(GIVEN PROBLEM) Word for word, copy all the data and drop the pictures.

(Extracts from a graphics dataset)
--- BEGIN ---
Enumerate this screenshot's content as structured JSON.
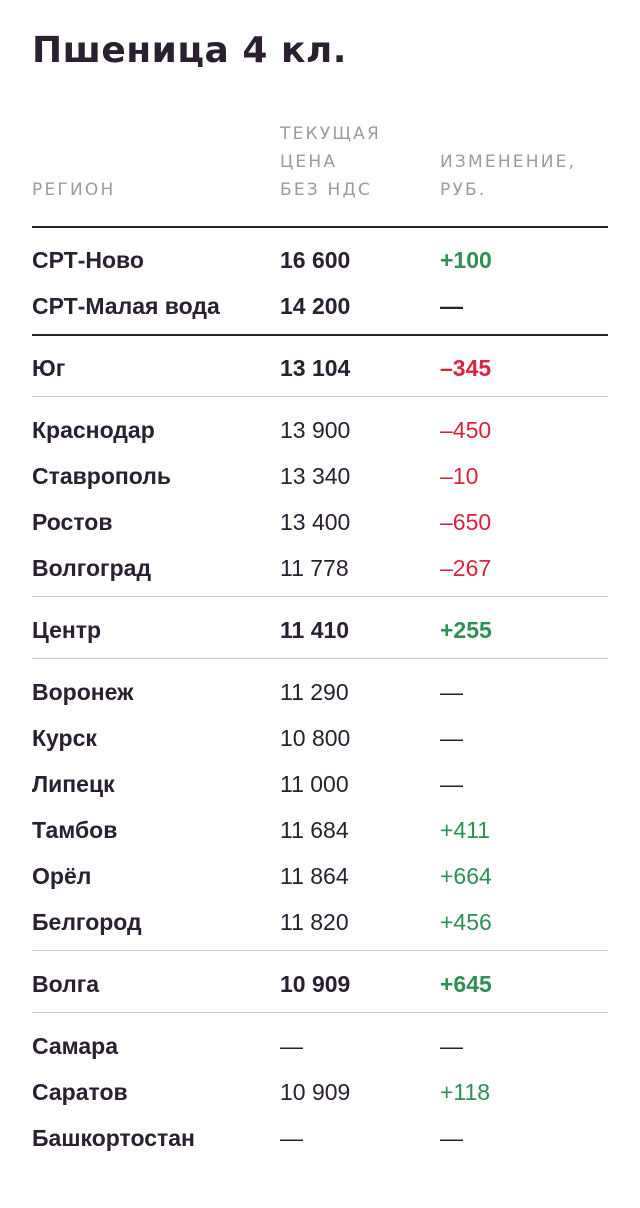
{
  "title": "Пшеница 4 кл.",
  "headers": {
    "region": "РЕГИОН",
    "price_line1": "ТЕКУЩАЯ",
    "price_line2": "ЦЕНА",
    "price_line3": "БЕЗ НДС",
    "change_line1": "ИЗМЕНЕНИЕ,",
    "change_line2": "РУБ."
  },
  "colors": {
    "positive": "#2f8f55",
    "negative": "#d8243c",
    "text": "#2a2030",
    "header": "#9a9aa2"
  },
  "rows": [
    {
      "region": "СРТ-Ново",
      "price": "16 600",
      "change": "+100",
      "bold": true,
      "trend": "pos"
    },
    {
      "region": "СРТ-Малая вода",
      "price": "14 200",
      "change": "—",
      "bold": true,
      "trend": "neu"
    },
    {
      "region": "Юг",
      "price": "13 104",
      "change": "–345",
      "bold": true,
      "trend": "neg"
    },
    {
      "region": "Краснодар",
      "price": "13 900",
      "change": "–450",
      "bold": false,
      "trend": "neg"
    },
    {
      "region": "Ставрополь",
      "price": "13 340",
      "change": "–10",
      "bold": false,
      "trend": "neg"
    },
    {
      "region": "Ростов",
      "price": "13 400",
      "change": "–650",
      "bold": false,
      "trend": "neg"
    },
    {
      "region": "Волгоград",
      "price": "11 778",
      "change": "–267",
      "bold": false,
      "trend": "neg"
    },
    {
      "region": "Центр",
      "price": "11 410",
      "change": "+255",
      "bold": true,
      "trend": "pos"
    },
    {
      "region": "Воронеж",
      "price": "11 290",
      "change": "—",
      "bold": false,
      "trend": "neu"
    },
    {
      "region": "Курск",
      "price": "10 800",
      "change": "—",
      "bold": false,
      "trend": "neu"
    },
    {
      "region": "Липецк",
      "price": "11 000",
      "change": "—",
      "bold": false,
      "trend": "neu"
    },
    {
      "region": "Тамбов",
      "price": "11 684",
      "change": "+411",
      "bold": false,
      "trend": "pos"
    },
    {
      "region": "Орёл",
      "price": "11 864",
      "change": "+664",
      "bold": false,
      "trend": "pos"
    },
    {
      "region": "Белгород",
      "price": "11 820",
      "change": "+456",
      "bold": false,
      "trend": "pos"
    },
    {
      "region": "Волга",
      "price": "10 909",
      "change": "+645",
      "bold": true,
      "trend": "pos"
    },
    {
      "region": "Самара",
      "price": "—",
      "change": "—",
      "bold": false,
      "trend": "neu"
    },
    {
      "region": "Саратов",
      "price": "10 909",
      "change": "+118",
      "bold": false,
      "trend": "pos"
    },
    {
      "region": "Башкортостан",
      "price": "—",
      "change": "—",
      "bold": false,
      "trend": "neu"
    }
  ]
}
--- END ---
(RESPONSE)
Enumerate this screenshot's content as structured JSON.
{
  "title": "Пшеница 4 кл.",
  "headers": {
    "region": "РЕГИОН",
    "price_line1": "ТЕКУЩАЯ",
    "price_line2": "ЦЕНА",
    "price_line3": "БЕЗ НДС",
    "change_line1": "ИЗМЕНЕНИЕ,",
    "change_line2": "РУБ."
  },
  "colors": {
    "positive": "#2f8f55",
    "negative": "#d8243c",
    "text": "#2a2030",
    "header": "#9a9aa2"
  },
  "rows": [
    {
      "region": "СРТ-Ново",
      "price": "16 600",
      "change": "+100",
      "bold": true,
      "trend": "pos"
    },
    {
      "region": "СРТ-Малая вода",
      "price": "14 200",
      "change": "—",
      "bold": true,
      "trend": "neu"
    },
    {
      "region": "Юг",
      "price": "13 104",
      "change": "–345",
      "bold": true,
      "trend": "neg"
    },
    {
      "region": "Краснодар",
      "price": "13 900",
      "change": "–450",
      "bold": false,
      "trend": "neg"
    },
    {
      "region": "Ставрополь",
      "price": "13 340",
      "change": "–10",
      "bold": false,
      "trend": "neg"
    },
    {
      "region": "Ростов",
      "price": "13 400",
      "change": "–650",
      "bold": false,
      "trend": "neg"
    },
    {
      "region": "Волгоград",
      "price": "11 778",
      "change": "–267",
      "bold": false,
      "trend": "neg"
    },
    {
      "region": "Центр",
      "price": "11 410",
      "change": "+255",
      "bold": true,
      "trend": "pos"
    },
    {
      "region": "Воронеж",
      "price": "11 290",
      "change": "—",
      "bold": false,
      "trend": "neu"
    },
    {
      "region": "Курск",
      "price": "10 800",
      "change": "—",
      "bold": false,
      "trend": "neu"
    },
    {
      "region": "Липецк",
      "price": "11 000",
      "change": "—",
      "bold": false,
      "trend": "neu"
    },
    {
      "region": "Тамбов",
      "price": "11 684",
      "change": "+411",
      "bold": false,
      "trend": "pos"
    },
    {
      "region": "Орёл",
      "price": "11 864",
      "change": "+664",
      "bold": false,
      "trend": "pos"
    },
    {
      "region": "Белгород",
      "price": "11 820",
      "change": "+456",
      "bold": false,
      "trend": "pos"
    },
    {
      "region": "Волга",
      "price": "10 909",
      "change": "+645",
      "bold": true,
      "trend": "pos"
    },
    {
      "region": "Самара",
      "price": "—",
      "change": "—",
      "bold": false,
      "trend": "neu"
    },
    {
      "region": "Саратов",
      "price": "10 909",
      "change": "+118",
      "bold": false,
      "trend": "pos"
    },
    {
      "region": "Башкортостан",
      "price": "—",
      "change": "—",
      "bold": false,
      "trend": "neu"
    }
  ]
}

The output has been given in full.